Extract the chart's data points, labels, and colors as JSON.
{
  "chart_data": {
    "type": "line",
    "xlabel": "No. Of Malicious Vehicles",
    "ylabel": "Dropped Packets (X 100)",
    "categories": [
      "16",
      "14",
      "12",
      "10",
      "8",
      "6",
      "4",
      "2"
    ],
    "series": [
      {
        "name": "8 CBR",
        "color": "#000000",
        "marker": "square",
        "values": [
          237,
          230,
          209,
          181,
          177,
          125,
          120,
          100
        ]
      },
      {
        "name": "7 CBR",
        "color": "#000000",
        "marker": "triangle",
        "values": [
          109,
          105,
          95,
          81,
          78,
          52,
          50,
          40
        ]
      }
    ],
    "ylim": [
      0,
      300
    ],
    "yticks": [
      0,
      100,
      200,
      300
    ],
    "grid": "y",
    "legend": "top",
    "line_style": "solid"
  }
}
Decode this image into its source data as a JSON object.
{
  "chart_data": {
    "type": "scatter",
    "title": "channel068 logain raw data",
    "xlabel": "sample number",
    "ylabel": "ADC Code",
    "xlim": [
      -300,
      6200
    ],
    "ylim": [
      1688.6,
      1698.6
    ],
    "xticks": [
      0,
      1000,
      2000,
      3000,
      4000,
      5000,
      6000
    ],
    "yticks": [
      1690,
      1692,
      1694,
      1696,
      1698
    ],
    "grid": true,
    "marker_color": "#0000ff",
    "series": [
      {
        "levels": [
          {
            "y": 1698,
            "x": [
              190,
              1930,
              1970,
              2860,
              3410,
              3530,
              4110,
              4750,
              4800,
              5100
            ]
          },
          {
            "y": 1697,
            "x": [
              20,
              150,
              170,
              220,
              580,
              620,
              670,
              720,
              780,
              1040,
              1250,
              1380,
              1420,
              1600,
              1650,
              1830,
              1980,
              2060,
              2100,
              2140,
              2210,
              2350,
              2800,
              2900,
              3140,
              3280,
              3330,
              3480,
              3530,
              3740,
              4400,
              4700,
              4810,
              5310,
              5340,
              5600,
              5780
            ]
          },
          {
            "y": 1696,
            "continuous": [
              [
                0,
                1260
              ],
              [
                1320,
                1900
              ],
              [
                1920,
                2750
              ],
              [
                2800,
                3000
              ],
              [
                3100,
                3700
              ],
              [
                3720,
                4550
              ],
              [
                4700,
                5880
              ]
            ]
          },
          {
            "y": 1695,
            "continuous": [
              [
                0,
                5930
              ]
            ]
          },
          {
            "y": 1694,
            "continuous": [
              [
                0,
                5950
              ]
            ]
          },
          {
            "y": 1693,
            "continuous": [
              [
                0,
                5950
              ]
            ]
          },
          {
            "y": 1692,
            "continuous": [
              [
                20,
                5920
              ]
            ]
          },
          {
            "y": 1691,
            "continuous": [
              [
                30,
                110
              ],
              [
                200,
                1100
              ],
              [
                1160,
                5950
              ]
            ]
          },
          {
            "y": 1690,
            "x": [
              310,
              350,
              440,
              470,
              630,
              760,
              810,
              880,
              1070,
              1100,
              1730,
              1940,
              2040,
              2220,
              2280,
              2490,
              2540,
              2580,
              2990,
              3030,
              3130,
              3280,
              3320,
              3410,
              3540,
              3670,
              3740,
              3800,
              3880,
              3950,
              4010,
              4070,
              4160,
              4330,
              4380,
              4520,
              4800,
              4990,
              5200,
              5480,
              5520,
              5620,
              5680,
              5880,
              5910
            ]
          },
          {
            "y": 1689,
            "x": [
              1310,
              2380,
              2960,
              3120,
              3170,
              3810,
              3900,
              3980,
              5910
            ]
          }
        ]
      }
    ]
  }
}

--

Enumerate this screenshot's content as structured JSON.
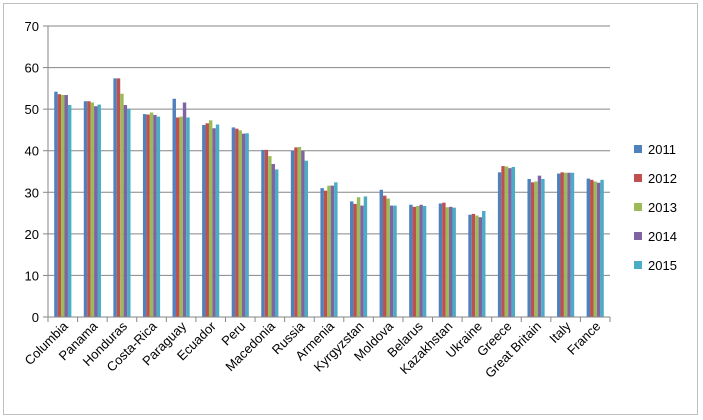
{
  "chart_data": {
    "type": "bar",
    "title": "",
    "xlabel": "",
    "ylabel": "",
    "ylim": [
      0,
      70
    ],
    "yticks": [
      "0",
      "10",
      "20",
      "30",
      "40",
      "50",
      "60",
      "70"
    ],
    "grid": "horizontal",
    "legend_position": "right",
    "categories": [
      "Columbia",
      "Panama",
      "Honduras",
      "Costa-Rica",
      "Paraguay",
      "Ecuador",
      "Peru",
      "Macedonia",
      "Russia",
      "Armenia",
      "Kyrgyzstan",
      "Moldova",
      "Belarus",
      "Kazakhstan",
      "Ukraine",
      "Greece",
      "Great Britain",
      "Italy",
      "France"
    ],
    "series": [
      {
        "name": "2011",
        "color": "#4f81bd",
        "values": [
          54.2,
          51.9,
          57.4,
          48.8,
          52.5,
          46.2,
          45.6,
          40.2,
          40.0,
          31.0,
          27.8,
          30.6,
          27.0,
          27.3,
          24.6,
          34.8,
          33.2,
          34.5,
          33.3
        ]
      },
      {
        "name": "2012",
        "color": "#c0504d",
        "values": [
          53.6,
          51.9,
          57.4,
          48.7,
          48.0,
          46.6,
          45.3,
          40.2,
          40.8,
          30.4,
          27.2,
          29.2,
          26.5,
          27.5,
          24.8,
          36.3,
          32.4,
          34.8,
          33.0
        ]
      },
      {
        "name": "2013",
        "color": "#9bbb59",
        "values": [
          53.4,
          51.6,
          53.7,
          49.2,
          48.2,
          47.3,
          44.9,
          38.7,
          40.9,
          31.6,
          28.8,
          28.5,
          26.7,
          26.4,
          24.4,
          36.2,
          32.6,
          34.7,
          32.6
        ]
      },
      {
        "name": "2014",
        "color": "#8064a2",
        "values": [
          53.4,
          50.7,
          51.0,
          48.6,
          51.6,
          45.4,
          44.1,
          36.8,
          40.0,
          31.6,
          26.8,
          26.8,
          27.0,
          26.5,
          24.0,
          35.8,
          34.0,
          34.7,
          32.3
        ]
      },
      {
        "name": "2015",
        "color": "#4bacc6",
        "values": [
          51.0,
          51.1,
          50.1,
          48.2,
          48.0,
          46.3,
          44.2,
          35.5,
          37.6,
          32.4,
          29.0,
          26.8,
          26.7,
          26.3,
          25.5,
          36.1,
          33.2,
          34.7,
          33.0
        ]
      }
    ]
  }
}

--

** Task objective **
From the listing, copy every line where the string "JSON" appears.

** Exercise result **
Extract the chart's data points, labels, and colors as JSON.
Decode this image into its source data as a JSON object.
Enumerate this screenshot's content as structured JSON.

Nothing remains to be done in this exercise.